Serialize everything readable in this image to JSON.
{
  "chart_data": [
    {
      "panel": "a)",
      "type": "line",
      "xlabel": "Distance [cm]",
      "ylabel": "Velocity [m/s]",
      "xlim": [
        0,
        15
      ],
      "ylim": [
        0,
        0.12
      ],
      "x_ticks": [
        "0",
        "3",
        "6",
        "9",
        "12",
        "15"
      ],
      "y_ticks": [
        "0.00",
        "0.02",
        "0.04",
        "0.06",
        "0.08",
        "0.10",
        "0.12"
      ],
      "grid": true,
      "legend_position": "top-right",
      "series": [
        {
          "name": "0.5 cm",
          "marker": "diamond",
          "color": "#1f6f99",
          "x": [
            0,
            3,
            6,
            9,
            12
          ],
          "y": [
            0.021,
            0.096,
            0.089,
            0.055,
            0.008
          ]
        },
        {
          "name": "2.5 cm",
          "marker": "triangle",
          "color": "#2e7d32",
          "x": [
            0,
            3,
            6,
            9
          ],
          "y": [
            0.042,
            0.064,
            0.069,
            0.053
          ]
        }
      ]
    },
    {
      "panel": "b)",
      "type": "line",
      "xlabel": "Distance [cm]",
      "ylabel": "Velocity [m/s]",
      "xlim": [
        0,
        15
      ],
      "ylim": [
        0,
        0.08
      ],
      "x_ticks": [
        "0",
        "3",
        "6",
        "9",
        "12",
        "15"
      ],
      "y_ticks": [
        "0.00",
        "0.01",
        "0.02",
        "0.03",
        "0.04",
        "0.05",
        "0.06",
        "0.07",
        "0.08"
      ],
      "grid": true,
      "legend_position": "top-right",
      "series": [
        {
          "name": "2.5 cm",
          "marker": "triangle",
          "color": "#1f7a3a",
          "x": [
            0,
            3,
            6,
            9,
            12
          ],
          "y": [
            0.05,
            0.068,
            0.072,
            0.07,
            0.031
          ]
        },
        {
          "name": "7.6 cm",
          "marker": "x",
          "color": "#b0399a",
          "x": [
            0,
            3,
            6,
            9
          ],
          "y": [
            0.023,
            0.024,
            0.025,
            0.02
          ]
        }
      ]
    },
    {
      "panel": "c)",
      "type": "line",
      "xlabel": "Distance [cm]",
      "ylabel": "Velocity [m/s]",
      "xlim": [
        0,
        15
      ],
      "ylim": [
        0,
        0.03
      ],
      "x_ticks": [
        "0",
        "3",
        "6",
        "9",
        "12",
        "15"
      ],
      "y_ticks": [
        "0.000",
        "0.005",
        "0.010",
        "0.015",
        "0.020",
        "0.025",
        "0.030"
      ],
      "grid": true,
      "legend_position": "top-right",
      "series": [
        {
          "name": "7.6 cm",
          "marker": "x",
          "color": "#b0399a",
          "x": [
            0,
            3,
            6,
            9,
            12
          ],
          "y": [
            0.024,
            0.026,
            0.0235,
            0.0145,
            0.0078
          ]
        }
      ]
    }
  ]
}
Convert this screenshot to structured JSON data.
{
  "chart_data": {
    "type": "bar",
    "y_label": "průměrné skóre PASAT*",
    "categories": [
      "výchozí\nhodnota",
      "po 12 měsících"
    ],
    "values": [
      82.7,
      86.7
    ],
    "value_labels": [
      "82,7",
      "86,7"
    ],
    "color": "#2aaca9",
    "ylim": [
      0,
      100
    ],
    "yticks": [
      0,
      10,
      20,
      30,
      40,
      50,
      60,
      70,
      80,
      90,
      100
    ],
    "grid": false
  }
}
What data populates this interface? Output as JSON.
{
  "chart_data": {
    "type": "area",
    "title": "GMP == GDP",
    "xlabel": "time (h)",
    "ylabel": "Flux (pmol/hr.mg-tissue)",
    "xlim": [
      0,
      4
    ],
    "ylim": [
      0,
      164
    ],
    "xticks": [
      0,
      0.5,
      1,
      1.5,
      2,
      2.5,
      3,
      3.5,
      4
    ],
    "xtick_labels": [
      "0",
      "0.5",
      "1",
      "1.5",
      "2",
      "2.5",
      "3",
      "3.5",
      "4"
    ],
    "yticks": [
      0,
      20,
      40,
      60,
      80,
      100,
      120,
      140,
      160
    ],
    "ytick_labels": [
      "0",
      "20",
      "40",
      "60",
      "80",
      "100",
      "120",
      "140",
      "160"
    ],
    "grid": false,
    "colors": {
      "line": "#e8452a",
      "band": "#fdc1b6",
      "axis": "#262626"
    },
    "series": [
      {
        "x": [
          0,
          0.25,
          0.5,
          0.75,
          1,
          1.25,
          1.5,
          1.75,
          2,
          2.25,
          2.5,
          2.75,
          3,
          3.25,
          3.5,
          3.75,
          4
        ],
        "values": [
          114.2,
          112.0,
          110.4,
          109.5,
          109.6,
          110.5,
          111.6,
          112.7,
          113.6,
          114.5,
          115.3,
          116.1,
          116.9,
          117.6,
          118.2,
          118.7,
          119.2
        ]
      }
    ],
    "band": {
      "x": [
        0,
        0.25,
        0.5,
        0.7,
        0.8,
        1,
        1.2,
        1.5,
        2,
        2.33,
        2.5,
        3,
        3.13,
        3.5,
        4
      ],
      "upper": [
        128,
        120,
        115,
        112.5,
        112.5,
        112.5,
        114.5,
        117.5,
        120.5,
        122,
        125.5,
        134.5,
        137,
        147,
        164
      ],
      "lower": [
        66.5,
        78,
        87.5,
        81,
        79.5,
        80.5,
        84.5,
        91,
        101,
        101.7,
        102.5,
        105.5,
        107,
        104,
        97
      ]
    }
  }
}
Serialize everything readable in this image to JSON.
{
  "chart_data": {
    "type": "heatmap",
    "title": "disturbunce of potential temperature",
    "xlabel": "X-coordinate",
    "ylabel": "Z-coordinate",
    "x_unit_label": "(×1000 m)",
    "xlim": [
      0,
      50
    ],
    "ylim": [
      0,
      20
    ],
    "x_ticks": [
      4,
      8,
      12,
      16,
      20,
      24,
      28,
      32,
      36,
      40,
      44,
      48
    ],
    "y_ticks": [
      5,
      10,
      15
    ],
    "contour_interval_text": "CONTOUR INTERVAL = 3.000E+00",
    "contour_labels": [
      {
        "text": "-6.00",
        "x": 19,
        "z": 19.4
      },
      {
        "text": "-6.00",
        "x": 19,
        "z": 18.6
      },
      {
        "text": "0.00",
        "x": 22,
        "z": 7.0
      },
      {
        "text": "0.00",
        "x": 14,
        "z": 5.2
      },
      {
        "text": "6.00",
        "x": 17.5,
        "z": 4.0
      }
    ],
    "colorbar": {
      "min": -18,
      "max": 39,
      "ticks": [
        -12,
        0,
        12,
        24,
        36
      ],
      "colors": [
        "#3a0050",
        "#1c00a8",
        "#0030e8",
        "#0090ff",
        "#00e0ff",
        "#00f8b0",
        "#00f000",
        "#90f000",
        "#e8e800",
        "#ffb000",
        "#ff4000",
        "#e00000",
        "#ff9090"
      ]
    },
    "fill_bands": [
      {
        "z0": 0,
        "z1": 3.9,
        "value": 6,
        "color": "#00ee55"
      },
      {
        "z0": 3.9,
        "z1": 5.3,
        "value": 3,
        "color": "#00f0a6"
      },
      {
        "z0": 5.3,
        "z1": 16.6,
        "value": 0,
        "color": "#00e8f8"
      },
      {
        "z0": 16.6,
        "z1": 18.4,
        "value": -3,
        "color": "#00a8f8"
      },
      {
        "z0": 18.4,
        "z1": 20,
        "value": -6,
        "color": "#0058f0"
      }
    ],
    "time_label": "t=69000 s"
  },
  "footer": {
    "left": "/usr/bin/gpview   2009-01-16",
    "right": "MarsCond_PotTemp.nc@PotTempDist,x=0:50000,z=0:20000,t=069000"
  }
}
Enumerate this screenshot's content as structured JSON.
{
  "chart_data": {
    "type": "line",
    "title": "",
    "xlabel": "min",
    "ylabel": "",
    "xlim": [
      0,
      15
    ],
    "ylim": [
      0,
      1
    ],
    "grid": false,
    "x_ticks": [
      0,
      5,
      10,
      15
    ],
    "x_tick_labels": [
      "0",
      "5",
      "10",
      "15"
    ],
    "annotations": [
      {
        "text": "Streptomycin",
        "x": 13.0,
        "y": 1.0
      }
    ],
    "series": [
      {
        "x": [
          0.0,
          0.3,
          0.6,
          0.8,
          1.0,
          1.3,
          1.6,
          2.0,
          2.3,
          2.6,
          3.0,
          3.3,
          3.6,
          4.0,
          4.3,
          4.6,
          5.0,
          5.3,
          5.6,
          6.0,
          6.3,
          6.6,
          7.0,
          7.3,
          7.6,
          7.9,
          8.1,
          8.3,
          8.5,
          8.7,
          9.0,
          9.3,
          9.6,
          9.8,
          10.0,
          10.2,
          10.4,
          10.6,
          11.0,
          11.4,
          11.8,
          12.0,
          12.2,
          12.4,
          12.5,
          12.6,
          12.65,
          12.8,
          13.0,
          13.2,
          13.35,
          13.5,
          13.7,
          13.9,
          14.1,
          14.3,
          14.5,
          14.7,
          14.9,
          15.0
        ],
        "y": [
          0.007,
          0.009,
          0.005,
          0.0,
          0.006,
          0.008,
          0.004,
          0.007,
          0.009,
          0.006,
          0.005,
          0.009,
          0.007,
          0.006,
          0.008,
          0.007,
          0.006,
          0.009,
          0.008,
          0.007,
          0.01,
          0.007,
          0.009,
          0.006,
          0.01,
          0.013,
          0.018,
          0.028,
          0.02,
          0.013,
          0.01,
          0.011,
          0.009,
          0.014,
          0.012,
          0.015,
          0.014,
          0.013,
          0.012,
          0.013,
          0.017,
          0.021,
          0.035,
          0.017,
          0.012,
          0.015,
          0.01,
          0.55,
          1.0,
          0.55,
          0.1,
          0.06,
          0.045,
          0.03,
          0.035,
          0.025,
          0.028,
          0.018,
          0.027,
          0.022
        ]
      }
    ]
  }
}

________

State the count of lines in the data holding the word "this", adding nothing to it.

[Output of the task] 5